Kachafaz: Also wir spielen viele verschieden Stile: Das geht von Hip-Hop, Ska, Rumba, Reggae, ein bisschen Salsa, Cumbia, es ist eine Mischung von alldem. Die Wahrheit ist, wir haben noch keine Möglichkeit unsere Musik offiziell zu definieren, was man braucht um in einem Club angestellt zu werden. Wir sind eine Band, der der Moment gefällt und die spielt, was sie mit einem Lächeln spielen kann und fertig.

Als ich euch das erste Mal gehört habe, dachte ich an Manu Chao. Habt ihr Kontakt mit ihm und wie ist eure Beziehung zu ihm? Ist er ein Mentor, Vorbild oder ein Freund?

Leon: Also, ein Vorbild ist eine gute Möglichkeit das auszudrücken. Denn er ist eine Person, die schon viele Jahre arbeitet, auf eine ordentliche und demütige Weise, ich glaube auf eine, mit der Welt verbundenen Weise. So dass man nicht nur auf seinen eigenen Bauchnabel guckt sondern schaut, wie die Wirklichkeit aussieht und versucht Bewusstsein zu wecken. Wir hatten das Glück ihn kennenzulernen, als wir gerade in Barcelona angekommen waren und wir haben gemerkt, dass er ein großes Vorbild ist und auch ein guter Freund.

Wie kann man das Publikum in Spanien mit dem Rest der Welt vergleichen? Gibt es Unterschiede?

Kachafaz: Es gibt Unterschiede, aber eigentlich sind alle Zuhörer verschieden, in Spanien gibt es verschiedene Regionen, in denen die Leute verschieden reagieren. Aber wir kommen sehr gerne nach Deutschland, weil die Leute hier gerne auf ein Konzert gehen um zu tanzen und Spaß zu haben. In Spanien gibt es häufiger, dass Leute an der Bar stehen, gucken und sagen „Ach das schon wieder, das sehen wir ständig“. Also hier in Deutschland ist es gut, weil die Leute zu einem Konzert kommen, um zu genießen und das Publikum ist wirklich gut hier.

Was ist euch wichtiger, dass die Leute auf eure Texte achten und darüber nachdenken oder, dass sie die Musik genießen?

Kachafaz (lacht): Beeeideeees!

────────────────────

Führe das Interview mit der Band nach der letzten Antwort weiter. Die Datensätze stammen aus einer anderen Quelle.

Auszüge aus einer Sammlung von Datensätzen
────────────────────

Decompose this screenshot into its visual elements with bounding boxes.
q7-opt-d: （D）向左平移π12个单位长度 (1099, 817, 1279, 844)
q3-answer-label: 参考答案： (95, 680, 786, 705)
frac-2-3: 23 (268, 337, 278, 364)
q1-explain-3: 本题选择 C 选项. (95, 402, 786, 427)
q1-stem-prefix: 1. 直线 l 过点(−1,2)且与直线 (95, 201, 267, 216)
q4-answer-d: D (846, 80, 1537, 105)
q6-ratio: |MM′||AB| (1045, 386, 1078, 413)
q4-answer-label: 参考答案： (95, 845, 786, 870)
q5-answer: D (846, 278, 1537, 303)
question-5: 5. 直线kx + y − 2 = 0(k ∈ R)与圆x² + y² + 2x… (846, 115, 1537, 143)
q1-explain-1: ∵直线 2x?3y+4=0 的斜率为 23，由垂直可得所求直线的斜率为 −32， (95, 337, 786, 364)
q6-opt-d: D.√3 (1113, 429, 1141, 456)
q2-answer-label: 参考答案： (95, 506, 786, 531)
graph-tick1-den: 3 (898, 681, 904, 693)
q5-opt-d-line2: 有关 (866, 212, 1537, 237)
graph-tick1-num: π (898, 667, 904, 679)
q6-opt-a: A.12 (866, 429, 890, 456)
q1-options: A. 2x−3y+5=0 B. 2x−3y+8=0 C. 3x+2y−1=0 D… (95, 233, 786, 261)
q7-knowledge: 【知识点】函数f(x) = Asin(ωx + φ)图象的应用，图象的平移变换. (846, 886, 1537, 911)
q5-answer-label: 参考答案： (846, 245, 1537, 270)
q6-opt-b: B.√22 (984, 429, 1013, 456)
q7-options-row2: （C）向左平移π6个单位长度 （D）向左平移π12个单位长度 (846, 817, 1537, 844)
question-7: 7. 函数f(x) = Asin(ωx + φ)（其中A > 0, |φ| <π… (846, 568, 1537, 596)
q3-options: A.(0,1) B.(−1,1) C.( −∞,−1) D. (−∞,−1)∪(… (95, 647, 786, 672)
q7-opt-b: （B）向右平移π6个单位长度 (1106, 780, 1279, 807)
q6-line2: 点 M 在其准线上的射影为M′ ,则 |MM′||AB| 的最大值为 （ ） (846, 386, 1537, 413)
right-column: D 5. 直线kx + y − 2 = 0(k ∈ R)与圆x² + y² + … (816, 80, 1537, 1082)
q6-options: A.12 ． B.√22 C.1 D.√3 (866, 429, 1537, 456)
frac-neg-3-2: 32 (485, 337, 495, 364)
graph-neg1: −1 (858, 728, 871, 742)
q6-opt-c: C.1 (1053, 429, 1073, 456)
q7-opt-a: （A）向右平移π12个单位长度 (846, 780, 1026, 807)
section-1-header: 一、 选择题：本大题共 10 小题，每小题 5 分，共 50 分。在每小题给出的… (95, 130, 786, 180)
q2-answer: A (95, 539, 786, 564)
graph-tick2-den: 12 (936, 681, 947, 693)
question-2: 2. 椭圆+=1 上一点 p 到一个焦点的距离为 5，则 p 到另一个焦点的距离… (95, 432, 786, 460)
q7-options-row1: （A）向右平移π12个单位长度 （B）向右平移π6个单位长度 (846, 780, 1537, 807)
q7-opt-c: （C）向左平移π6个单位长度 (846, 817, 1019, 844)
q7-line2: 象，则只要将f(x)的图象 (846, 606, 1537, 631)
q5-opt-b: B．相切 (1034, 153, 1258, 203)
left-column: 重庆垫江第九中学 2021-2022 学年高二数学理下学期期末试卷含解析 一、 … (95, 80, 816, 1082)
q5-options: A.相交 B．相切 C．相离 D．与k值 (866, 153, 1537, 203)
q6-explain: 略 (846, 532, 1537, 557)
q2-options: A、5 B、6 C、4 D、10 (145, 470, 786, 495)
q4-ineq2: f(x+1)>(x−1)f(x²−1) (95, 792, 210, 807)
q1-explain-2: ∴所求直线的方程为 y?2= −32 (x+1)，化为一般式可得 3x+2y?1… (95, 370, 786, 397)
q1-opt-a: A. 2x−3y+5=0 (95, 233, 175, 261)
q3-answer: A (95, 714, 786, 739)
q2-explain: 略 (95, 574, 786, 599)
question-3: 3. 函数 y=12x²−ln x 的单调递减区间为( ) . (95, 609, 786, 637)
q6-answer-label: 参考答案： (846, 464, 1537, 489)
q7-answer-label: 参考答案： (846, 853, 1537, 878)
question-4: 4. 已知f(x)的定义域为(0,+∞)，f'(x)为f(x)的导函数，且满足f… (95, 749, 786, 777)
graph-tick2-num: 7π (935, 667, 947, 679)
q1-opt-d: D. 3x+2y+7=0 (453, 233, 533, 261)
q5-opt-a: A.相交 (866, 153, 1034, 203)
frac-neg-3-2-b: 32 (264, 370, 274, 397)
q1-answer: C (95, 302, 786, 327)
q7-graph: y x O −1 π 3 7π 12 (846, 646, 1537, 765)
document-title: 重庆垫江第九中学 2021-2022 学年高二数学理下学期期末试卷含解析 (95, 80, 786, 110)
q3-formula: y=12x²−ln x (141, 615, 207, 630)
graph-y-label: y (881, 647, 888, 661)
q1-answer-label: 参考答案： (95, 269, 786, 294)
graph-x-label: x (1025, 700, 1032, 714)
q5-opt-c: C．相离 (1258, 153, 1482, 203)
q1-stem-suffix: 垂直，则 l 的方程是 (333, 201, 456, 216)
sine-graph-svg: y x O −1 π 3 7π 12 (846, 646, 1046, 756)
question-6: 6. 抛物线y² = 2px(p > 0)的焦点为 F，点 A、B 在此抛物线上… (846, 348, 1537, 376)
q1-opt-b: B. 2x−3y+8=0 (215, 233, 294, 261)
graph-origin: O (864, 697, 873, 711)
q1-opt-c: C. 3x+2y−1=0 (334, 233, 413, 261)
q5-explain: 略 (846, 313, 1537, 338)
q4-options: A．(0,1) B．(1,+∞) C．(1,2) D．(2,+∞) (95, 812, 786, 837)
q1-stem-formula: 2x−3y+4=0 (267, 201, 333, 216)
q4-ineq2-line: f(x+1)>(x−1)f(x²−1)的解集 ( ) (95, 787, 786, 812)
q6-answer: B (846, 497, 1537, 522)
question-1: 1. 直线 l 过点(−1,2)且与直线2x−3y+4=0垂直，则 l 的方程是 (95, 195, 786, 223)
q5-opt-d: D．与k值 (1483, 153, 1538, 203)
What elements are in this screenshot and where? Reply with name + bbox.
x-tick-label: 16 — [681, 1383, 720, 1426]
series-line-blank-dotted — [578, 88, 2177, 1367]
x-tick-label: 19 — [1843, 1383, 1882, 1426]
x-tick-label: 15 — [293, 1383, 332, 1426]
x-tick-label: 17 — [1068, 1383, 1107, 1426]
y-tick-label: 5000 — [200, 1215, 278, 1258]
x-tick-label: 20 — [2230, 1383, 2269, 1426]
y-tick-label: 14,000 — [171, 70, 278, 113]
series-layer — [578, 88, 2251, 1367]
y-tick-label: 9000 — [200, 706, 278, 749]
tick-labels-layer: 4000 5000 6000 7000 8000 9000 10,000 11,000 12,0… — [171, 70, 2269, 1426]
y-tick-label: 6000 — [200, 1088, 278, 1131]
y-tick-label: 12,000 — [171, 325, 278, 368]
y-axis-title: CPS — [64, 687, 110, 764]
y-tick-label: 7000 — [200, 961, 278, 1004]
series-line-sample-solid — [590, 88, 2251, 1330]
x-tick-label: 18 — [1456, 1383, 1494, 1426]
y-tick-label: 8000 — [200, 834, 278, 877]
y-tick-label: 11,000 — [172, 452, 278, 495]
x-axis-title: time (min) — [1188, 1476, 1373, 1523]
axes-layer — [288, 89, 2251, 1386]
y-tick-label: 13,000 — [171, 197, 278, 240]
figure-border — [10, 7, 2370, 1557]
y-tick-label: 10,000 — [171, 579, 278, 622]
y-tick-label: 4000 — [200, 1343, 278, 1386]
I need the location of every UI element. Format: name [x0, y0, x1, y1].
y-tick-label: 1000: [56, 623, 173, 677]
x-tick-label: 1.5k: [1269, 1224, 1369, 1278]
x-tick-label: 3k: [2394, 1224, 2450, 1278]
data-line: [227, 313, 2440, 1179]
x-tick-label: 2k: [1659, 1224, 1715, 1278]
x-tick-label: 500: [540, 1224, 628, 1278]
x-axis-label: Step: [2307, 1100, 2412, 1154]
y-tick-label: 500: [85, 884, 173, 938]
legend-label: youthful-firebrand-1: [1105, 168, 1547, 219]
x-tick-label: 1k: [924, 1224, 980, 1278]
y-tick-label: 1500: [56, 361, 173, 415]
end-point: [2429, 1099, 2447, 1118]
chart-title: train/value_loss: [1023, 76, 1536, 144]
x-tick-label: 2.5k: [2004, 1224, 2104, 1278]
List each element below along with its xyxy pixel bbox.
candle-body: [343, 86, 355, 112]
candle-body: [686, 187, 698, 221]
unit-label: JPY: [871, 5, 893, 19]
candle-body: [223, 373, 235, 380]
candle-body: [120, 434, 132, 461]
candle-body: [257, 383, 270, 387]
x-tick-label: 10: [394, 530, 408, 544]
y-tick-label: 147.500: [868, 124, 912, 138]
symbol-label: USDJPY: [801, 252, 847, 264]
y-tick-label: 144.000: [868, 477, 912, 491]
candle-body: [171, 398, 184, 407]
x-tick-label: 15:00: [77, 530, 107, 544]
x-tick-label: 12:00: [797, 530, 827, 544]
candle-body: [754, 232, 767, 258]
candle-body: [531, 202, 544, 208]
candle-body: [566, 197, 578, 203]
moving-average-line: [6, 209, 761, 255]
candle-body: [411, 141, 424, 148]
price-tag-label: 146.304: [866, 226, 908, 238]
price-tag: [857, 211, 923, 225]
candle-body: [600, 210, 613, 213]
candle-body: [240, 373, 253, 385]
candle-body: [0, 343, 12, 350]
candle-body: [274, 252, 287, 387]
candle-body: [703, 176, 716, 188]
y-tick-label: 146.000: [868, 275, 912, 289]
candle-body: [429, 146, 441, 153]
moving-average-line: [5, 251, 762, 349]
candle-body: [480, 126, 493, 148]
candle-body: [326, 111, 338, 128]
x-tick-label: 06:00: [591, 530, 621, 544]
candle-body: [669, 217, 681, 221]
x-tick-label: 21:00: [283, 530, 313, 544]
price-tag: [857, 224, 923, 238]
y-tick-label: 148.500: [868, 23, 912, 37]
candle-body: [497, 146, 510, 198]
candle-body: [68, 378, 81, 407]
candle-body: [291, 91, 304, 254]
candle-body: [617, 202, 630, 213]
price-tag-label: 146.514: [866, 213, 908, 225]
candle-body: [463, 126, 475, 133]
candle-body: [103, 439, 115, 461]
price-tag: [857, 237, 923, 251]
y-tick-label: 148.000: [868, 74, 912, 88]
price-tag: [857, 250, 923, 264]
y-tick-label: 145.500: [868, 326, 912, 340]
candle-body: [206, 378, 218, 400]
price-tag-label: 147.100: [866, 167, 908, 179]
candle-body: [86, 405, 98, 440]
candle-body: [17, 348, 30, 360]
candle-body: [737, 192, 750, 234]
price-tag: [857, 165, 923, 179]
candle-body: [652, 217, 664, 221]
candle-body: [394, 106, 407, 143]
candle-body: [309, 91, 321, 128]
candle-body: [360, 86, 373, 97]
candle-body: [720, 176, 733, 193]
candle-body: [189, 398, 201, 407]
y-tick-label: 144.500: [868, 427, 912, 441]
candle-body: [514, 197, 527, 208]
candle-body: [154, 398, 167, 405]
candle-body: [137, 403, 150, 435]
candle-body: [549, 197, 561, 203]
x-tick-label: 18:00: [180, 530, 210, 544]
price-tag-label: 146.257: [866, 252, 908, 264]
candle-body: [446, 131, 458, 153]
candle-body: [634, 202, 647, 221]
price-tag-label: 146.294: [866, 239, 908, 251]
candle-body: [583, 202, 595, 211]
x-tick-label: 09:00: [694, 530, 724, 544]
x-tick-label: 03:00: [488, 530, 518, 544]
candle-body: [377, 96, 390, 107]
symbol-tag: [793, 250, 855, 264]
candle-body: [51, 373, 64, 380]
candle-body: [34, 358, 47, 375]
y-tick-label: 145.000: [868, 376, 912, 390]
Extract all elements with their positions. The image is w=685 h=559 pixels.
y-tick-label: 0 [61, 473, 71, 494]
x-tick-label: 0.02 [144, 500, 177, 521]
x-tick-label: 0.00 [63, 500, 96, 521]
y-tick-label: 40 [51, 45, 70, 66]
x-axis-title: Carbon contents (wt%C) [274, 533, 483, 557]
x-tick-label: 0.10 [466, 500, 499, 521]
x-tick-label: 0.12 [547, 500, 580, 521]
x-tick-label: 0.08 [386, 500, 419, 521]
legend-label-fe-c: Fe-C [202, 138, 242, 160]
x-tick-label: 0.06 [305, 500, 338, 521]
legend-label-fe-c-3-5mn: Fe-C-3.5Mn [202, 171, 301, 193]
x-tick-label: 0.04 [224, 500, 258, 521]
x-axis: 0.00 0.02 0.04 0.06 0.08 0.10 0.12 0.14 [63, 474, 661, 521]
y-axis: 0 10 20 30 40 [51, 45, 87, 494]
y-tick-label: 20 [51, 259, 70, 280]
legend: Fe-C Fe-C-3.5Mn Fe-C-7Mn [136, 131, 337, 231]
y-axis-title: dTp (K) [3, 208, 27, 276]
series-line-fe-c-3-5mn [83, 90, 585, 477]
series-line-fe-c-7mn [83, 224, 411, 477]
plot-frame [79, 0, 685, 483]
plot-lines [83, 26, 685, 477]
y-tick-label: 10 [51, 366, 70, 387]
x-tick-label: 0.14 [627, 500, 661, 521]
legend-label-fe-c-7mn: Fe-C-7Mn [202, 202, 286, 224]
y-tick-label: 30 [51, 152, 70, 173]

────────────────────

■ **DIE ANTWORT**:
Leon: Wenn du ein Lied veröffentlichst, hört es auf, deins zu sein, jetzt gehört es dem, der es hört. Wenn ich ein Lied von einer Band höre, kann mir der Text gefallen, oder die Musik oder beides. Aber wir machen einfach das was wir machen wollen und danach fliegt es, danach nimmt sich jeder was ihm was bringt, hoffentlich bringt es ihm etwas. Wir wollen, dass unsere Arbeit jemandem was bringt. Aber wenn es nichts bringt, ist auch nicht schlimm, was uns glücklich macht, ist die Tatsache es zu machen.

Was sind eure Pläne für die Zukunft?

Beide (lachend): Gibt es eine Zukunft?? Du kannst nicht wissen ob es die Zukunft gibt!
Kachafaz: Das Problem der menschlichen Wesen ist, dass sie die einzigen Tiere sind, die Pläne machen. Wir denken lieber in der Gegenwart, denn die Zukunft existiert nicht, was existiert ist die Gegenwart.
Leon: Aber wir machen schon neue Sachen. Wir sind kurz davor ein Internetradio auf unserer Homepage zu veröffentlichen, Kacha macht das Programm mit Leuten aus der ganzen Welt, Leute aus Venezuela, Uruguay, Argentinien und Andalusien. Das ist etwas sehr Neues für uns, denn wir werden viel Musik spielen, die im normalen Radio nicht auftaucht. Außerdem nehmen wir gerade eine CD auf, die wir im Oktober fertig haben wollen. Außerdem haben wir viel visuelles Material, was wir bald veröffentlichen werden. Und übers ganze Jahr geben wir Konzerte, das sind die aktuellen Pläne.

Interview: Linus Haagen (01/2011)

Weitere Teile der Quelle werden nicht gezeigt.